PROBLEM REQUIREMENTS: Restate the full set of records exactly, without adding or dropping a word.

Dataset entries on figures:

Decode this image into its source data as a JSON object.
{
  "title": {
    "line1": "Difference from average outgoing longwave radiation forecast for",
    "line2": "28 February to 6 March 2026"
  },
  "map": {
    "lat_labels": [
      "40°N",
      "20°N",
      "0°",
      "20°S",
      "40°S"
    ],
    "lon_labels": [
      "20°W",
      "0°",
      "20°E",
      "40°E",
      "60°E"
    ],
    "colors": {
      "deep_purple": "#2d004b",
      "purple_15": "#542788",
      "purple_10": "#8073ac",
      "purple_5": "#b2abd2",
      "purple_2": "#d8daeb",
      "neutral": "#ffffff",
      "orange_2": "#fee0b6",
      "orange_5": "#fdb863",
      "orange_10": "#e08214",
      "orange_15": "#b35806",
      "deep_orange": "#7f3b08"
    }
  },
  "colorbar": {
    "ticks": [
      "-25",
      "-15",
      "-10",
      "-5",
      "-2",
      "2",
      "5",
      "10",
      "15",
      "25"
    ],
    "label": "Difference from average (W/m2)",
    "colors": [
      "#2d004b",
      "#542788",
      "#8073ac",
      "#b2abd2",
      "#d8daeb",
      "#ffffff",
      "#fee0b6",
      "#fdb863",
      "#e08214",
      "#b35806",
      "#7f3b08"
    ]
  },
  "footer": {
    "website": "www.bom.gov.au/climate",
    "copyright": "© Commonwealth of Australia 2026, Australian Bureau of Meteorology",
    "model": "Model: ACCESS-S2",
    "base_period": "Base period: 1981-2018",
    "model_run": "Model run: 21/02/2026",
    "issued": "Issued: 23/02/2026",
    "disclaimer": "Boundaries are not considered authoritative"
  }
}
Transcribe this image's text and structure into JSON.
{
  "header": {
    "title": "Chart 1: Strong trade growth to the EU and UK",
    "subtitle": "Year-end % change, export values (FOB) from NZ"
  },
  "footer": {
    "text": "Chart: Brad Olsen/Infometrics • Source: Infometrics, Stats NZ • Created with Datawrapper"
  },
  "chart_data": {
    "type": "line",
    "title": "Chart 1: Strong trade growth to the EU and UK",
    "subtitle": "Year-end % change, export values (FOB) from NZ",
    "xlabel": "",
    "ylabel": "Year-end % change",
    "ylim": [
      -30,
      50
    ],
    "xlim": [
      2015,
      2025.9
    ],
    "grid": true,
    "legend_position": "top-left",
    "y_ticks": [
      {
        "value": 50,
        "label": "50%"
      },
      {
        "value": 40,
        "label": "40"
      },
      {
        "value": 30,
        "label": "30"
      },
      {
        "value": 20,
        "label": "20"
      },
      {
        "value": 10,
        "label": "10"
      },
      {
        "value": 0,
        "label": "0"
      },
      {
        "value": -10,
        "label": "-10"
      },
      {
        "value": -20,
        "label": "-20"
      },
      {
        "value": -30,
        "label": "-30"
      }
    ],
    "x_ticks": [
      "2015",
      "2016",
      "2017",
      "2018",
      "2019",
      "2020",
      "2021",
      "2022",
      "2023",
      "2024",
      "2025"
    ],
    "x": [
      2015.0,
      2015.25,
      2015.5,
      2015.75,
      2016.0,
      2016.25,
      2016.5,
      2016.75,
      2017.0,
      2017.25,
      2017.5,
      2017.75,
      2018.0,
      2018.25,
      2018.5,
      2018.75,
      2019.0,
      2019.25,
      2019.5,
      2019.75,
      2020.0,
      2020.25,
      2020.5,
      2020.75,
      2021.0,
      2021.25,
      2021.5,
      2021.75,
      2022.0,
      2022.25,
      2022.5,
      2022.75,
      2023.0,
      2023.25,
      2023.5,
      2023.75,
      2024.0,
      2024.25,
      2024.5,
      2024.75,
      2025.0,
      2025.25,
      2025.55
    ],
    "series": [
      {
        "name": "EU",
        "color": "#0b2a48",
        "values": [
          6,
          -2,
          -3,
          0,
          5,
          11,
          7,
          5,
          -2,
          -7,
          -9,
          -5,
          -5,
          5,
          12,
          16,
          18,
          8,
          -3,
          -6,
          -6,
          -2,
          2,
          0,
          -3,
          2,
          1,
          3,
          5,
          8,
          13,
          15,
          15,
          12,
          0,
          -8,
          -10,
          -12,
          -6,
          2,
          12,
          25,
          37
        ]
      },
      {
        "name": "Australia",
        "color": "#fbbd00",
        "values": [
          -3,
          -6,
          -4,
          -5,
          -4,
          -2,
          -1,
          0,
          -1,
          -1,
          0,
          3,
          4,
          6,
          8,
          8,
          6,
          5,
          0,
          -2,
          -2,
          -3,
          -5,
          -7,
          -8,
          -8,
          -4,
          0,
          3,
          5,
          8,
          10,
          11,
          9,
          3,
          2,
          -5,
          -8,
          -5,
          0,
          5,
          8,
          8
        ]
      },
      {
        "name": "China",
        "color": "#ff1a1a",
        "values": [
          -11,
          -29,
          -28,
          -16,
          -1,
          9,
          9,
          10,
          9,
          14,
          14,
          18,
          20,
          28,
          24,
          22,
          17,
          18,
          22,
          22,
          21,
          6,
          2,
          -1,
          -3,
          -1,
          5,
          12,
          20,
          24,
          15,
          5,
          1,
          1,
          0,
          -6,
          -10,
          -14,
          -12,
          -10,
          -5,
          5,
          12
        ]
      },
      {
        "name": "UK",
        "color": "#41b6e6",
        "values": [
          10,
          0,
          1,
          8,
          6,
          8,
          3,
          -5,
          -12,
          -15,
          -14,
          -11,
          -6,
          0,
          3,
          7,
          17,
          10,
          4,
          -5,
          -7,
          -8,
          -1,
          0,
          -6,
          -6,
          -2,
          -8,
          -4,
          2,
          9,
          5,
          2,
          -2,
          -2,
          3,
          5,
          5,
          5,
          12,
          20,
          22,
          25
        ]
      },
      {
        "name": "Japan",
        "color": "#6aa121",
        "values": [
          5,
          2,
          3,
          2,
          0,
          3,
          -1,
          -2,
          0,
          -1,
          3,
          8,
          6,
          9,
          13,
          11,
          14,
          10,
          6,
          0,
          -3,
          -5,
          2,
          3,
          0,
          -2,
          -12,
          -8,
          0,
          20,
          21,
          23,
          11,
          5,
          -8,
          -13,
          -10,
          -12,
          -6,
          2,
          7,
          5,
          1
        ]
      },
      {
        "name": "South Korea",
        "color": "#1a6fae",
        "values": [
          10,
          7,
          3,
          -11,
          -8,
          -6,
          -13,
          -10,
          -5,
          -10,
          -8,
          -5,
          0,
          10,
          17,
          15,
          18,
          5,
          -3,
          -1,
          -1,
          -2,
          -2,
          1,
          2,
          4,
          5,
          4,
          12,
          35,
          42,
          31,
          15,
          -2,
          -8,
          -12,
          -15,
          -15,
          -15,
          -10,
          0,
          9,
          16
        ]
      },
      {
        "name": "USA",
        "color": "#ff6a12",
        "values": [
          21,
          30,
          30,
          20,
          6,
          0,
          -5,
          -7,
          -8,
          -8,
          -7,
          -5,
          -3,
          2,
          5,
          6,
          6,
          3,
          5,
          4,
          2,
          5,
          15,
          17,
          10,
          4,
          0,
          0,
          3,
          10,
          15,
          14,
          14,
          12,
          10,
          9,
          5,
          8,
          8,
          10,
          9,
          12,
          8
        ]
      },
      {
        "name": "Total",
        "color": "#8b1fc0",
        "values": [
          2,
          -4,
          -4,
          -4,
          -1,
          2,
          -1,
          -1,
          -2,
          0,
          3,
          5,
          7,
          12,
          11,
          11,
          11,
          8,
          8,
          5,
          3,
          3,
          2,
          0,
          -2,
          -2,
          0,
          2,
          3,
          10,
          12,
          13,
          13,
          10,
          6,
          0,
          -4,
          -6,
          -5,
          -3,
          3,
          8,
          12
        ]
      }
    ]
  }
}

EXERCISE ANSWER:
Decode this image into its source data as a JSON object.
{
  "title": {
    "line1": "Difference from average outgoing longwave radiation forecast for",
    "line2": "28 February to 6 March 2026"
  },
  "map": {
    "lat_labels": [
      "40°N",
      "20°N",
      "0°",
      "20°S",
      "40°S"
    ],
    "lon_labels": [
      "20°W",
      "0°",
      "20°E",
      "40°E",
      "60°E"
    ],
    "colors": {
      "deep_purple": "#2d004b",
      "purple_15": "#542788",
      "purple_10": "#8073ac",
      "purple_5": "#b2abd2",
      "purple_2": "#d8daeb",
      "neutral": "#ffffff",
      "orange_2": "#fee0b6",
      "orange_5": "#fdb863",
      "orange_10": "#e08214",
      "orange_15": "#b35806",
      "deep_orange": "#7f3b08"
    }
  },
  "colorbar": {
    "ticks": [
      "-25",
      "-15",
      "-10",
      "-5",
      "-2",
      "2",
      "5",
      "10",
      "15",
      "25"
    ],
    "label": "Difference from average (W/m2)",
    "colors": [
      "#2d004b",
      "#542788",
      "#8073ac",
      "#b2abd2",
      "#d8daeb",
      "#ffffff",
      "#fee0b6",
      "#fdb863",
      "#e08214",
      "#b35806",
      "#7f3b08"
    ]
  },
  "footer": {
    "website": "www.bom.gov.au/climate",
    "copyright": "© Commonwealth of Australia 2026, Australian Bureau of Meteorology",
    "model": "Model: ACCESS-S2",
    "base_period": "Base period: 1981-2018",
    "model_run": "Model run: 21/02/2026",
    "issued": "Issued: 23/02/2026",
    "disclaimer": "Boundaries are not considered authoritative"
  }
}
Transcribe this image's text and structure into JSON.
{
  "header": {
    "title": "Chart 1: Strong trade growth to the EU and UK",
    "subtitle": "Year-end % change, export values (FOB) from NZ"
  },
  "footer": {
    "text": "Chart: Brad Olsen/Infometrics • Source: Infometrics, Stats NZ • Created with Datawrapper"
  },
  "chart_data": {
    "type": "line",
    "title": "Chart 1: Strong trade growth to the EU and UK",
    "subtitle": "Year-end % change, export values (FOB) from NZ",
    "xlabel": "",
    "ylabel": "Year-end % change",
    "ylim": [
      -30,
      50
    ],
    "xlim": [
      2015,
      2025.9
    ],
    "grid": true,
    "legend_position": "top-left",
    "y_ticks": [
      {
        "value": 50,
        "label": "50%"
      },
      {
        "value": 40,
        "label": "40"
      },
      {
        "value": 30,
        "label": "30"
      },
      {
        "value": 20,
        "label": "20"
      },
      {
        "value": 10,
        "label": "10"
      },
      {
        "value": 0,
        "label": "0"
      },
      {
        "value": -10,
        "label": "-10"
      },
      {
        "value": -20,
        "label": "-20"
      },
      {
        "value": -30,
        "label": "-30"
      }
    ],
    "x_ticks": [
      "2015",
      "2016",
      "2017",
      "2018",
      "2019",
      "2020",
      "2021",
      "2022",
      "2023",
      "2024",
      "2025"
    ],
    "x": [
      2015.0,
      2015.25,
      2015.5,
      2015.75,
      2016.0,
      2016.25,
      2016.5,
      2016.75,
      2017.0,
      2017.25,
      2017.5,
      2017.75,
      2018.0,
      2018.25,
      2018.5,
      2018.75,
      2019.0,
      2019.25,
      2019.5,
      2019.75,
      2020.0,
      2020.25,
      2020.5,
      2020.75,
      2021.0,
      2021.25,
      2021.5,
      2021.75,
      2022.0,
      2022.25,
      2022.5,
      2022.75,
      2023.0,
      2023.25,
      2023.5,
      2023.75,
      2024.0,
      2024.25,
      2024.5,
      2024.75,
      2025.0,
      2025.25,
      2025.55
    ],
    "series": [
      {
        "name": "EU",
        "color": "#0b2a48",
        "values": [
          6,
          -2,
          -3,
          0,
          5,
          11,
          7,
          5,
          -2,
          -7,
          -9,
          -5,
          -5,
          5,
          12,
          16,
          18,
          8,
          -3,
          -6,
          -6,
          -2,
          2,
          0,
          -3,
          2,
          1,
          3,
          5,
          8,
          13,
          15,
          15,
          12,
          0,
          -8,
          -10,
          -12,
          -6,
          2,
          12,
          25,
          37
        ]
      },
      {
        "name": "Australia",
        "color": "#fbbd00",
        "values": [
          -3,
          -6,
          -4,
          -5,
          -4,
          -2,
          -1,
          0,
          -1,
          -1,
          0,
          3,
          4,
          6,
          8,
          8,
          6,
          5,
          0,
          -2,
          -2,
          -3,
          -5,
          -7,
          -8,
          -8,
          -4,
          0,
          3,
          5,
          8,
          10,
          11,
          9,
          3,
          2,
          -5,
          -8,
          -5,
          0,
          5,
          8,
          8
        ]
      },
      {
        "name": "China",
        "color": "#ff1a1a",
        "values": [
          -11,
          -29,
          -28,
          -16,
          -1,
          9,
          9,
          10,
          9,
          14,
          14,
          18,
          20,
          28,
          24,
          22,
          17,
          18,
          22,
          22,
          21,
          6,
          2,
          -1,
          -3,
          -1,
          5,
          12,
          20,
          24,
          15,
          5,
          1,
          1,
          0,
          -6,
          -10,
          -14,
          -12,
          -10,
          -5,
          5,
          12
        ]
      },
      {
        "name": "UK",
        "color": "#41b6e6",
        "values": [
          10,
          0,
          1,
          8,
          6,
          8,
          3,
          -5,
          -12,
          -15,
          -14,
          -11,
          -6,
          0,
          3,
          7,
          17,
          10,
          4,
          -5,
          -7,
          -8,
          -1,
          0,
          -6,
          -6,
          -2,
          -8,
          -4,
          2,
          9,
          5,
          2,
          -2,
          -2,
          3,
          5,
          5,
          5,
          12,
          20,
          22,
          25
        ]
      },
      {
        "name": "Japan",
        "color": "#6aa121",
        "values": [
          5,
          2,
          3,
          2,
          0,
          3,
          -1,
          -2,
          0,
          -1,
          3,
          8,
          6,
          9,
          13,
          11,
          14,
          10,
          6,
          0,
          -3,
          -5,
          2,
          3,
          0,
          -2,
          -12,
          -8,
          0,
          20,
          21,
          23,
          11,
          5,
          -8,
          -13,
          -10,
          -12,
          -6,
          2,
          7,
          5,
          1
        ]
      },
      {
        "name": "South Korea",
        "color": "#1a6fae",
        "values": [
          10,
          7,
          3,
          -11,
          -8,
          -6,
          -13,
          -10,
          -5,
          -10,
          -8,
          -5,
          0,
          10,
          17,
          15,
          18,
          5,
          -3,
          -1,
          -1,
          -2,
          -2,
          1,
          2,
          4,
          5,
          4,
          12,
          35,
          42,
          31,
          15,
          -2,
          -8,
          -12,
          -15,
          -15,
          -15,
          -10,
          0,
          9,
          16
        ]
      },
      {
        "name": "USA",
        "color": "#ff6a12",
        "values": [
          21,
          30,
          30,
          20,
          6,
          0,
          -5,
          -7,
          -8,
          -8,
          -7,
          -5,
          -3,
          2,
          5,
          6,
          6,
          3,
          5,
          4,
          2,
          5,
          15,
          17,
          10,
          4,
          0,
          0,
          3,
          10,
          15,
          14,
          14,
          12,
          10,
          9,
          5,
          8,
          8,
          10,
          9,
          12,
          8
        ]
      },
      {
        "name": "Total",
        "color": "#8b1fc0",
        "values": [
          2,
          -4,
          -4,
          -4,
          -1,
          2,
          -1,
          -1,
          -2,
          0,
          3,
          5,
          7,
          12,
          11,
          11,
          11,
          8,
          8,
          5,
          3,
          3,
          2,
          0,
          -2,
          -2,
          0,
          2,
          3,
          10,
          12,
          13,
          13,
          10,
          6,
          0,
          -4,
          -6,
          -5,
          -3,
          3,
          8,
          12
        ]
      }
    ]
  }
}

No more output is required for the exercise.